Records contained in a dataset
— START —

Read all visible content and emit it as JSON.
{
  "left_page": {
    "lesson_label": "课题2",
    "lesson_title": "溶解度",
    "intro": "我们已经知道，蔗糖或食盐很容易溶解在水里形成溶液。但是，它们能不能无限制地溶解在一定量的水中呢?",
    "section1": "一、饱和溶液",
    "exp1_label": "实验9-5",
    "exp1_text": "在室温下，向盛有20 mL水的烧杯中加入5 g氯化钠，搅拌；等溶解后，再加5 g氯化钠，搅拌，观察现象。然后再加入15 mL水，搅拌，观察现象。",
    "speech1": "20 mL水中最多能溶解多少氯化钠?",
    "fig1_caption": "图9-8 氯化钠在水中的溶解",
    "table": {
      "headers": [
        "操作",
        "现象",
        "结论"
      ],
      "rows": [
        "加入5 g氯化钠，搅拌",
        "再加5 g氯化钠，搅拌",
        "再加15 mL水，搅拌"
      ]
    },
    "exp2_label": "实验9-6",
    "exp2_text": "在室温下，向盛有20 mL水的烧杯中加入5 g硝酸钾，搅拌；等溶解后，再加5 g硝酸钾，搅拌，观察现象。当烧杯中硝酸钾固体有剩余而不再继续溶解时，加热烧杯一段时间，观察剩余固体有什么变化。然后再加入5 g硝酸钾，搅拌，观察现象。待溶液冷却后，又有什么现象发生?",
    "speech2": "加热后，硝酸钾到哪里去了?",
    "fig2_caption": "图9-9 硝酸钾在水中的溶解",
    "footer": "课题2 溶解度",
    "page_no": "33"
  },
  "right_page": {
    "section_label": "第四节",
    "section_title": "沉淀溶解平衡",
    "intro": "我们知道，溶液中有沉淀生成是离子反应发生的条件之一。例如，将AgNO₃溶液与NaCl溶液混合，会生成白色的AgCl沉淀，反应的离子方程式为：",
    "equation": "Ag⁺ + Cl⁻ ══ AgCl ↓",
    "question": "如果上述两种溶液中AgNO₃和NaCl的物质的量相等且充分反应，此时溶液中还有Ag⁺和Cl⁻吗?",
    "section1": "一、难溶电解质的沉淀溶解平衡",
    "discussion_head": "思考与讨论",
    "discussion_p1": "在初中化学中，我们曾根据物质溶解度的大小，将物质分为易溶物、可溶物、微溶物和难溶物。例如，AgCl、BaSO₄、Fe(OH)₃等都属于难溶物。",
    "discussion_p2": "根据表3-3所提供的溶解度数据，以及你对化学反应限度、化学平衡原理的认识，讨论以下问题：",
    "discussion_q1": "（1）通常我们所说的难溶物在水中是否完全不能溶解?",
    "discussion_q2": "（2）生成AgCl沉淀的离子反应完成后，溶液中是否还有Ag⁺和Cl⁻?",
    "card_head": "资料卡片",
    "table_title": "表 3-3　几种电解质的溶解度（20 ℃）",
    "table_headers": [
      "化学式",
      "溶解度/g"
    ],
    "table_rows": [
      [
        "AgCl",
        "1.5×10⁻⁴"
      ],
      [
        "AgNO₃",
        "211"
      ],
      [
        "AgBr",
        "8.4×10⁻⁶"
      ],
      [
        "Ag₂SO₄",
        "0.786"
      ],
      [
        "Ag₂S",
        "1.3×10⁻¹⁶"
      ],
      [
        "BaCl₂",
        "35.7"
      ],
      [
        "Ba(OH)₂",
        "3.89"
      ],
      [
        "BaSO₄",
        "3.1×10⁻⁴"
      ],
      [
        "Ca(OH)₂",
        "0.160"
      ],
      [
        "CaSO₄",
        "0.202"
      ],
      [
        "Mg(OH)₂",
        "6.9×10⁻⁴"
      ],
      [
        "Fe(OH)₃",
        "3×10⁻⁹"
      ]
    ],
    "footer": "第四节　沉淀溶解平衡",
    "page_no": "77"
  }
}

— END —

- Requirements
Retype all of the material, keeping each line exact.

- Complete answer
Read all visible content and emit it as JSON.
{
  "left_page": {
    "lesson_label": "课题2",
    "lesson_title": "溶解度",
    "intro": "我们已经知道，蔗糖或食盐很容易溶解在水里形成溶液。但是，它们能不能无限制地溶解在一定量的水中呢?",
    "section1": "一、饱和溶液",
    "exp1_label": "实验9-5",
    "exp1_text": "在室温下，向盛有20 mL水的烧杯中加入5 g氯化钠，搅拌；等溶解后，再加5 g氯化钠，搅拌，观察现象。然后再加入15 mL水，搅拌，观察现象。",
    "speech1": "20 mL水中最多能溶解多少氯化钠?",
    "fig1_caption": "图9-8 氯化钠在水中的溶解",
    "table": {
      "headers": [
        "操作",
        "现象",
        "结论"
      ],
      "rows": [
        "加入5 g氯化钠，搅拌",
        "再加5 g氯化钠，搅拌",
        "再加15 mL水，搅拌"
      ]
    },
    "exp2_label": "实验9-6",
    "exp2_text": "在室温下，向盛有20 mL水的烧杯中加入5 g硝酸钾，搅拌；等溶解后，再加5 g硝酸钾，搅拌，观察现象。当烧杯中硝酸钾固体有剩余而不再继续溶解时，加热烧杯一段时间，观察剩余固体有什么变化。然后再加入5 g硝酸钾，搅拌，观察现象。待溶液冷却后，又有什么现象发生?",
    "speech2": "加热后，硝酸钾到哪里去了?",
    "fig2_caption": "图9-9 硝酸钾在水中的溶解",
    "footer": "课题2 溶解度",
    "page_no": "33"
  },
  "right_page": {
    "section_label": "第四节",
    "section_title": "沉淀溶解平衡",
    "intro": "我们知道，溶液中有沉淀生成是离子反应发生的条件之一。例如，将AgNO₃溶液与NaCl溶液混合，会生成白色的AgCl沉淀，反应的离子方程式为：",
    "equation": "Ag⁺ + Cl⁻ ══ AgCl ↓",
    "question": "如果上述两种溶液中AgNO₃和NaCl的物质的量相等且充分反应，此时溶液中还有Ag⁺和Cl⁻吗?",
    "section1": "一、难溶电解质的沉淀溶解平衡",
    "discussion_head": "思考与讨论",
    "discussion_p1": "在初中化学中，我们曾根据物质溶解度的大小，将物质分为易溶物、可溶物、微溶物和难溶物。例如，AgCl、BaSO₄、Fe(OH)₃等都属于难溶物。",
    "discussion_p2": "根据表3-3所提供的溶解度数据，以及你对化学反应限度、化学平衡原理的认识，讨论以下问题：",
    "discussion_q1": "（1）通常我们所说的难溶物在水中是否完全不能溶解?",
    "discussion_q2": "（2）生成AgCl沉淀的离子反应完成后，溶液中是否还有Ag⁺和Cl⁻?",
    "card_head": "资料卡片",
    "table_title": "表 3-3　几种电解质的溶解度（20 ℃）",
    "table_headers": [
      "化学式",
      "溶解度/g"
    ],
    "table_rows": [
      [
        "AgCl",
        "1.5×10⁻⁴"
      ],
      [
        "AgNO₃",
        "211"
      ],
      [
        "AgBr",
        "8.4×10⁻⁶"
      ],
      [
        "Ag₂SO₄",
        "0.786"
      ],
      [
        "Ag₂S",
        "1.3×10⁻¹⁶"
      ],
      [
        "BaCl₂",
        "35.7"
      ],
      [
        "Ba(OH)₂",
        "3.89"
      ],
      [
        "BaSO₄",
        "3.1×10⁻⁴"
      ],
      [
        "Ca(OH)₂",
        "0.160"
      ],
      [
        "CaSO₄",
        "0.202"
      ],
      [
        "Mg(OH)₂",
        "6.9×10⁻⁴"
      ],
      [
        "Fe(OH)₃",
        "3×10⁻⁹"
      ]
    ],
    "footer": "第四节　沉淀溶解平衡",
    "page_no": "77"
  }
}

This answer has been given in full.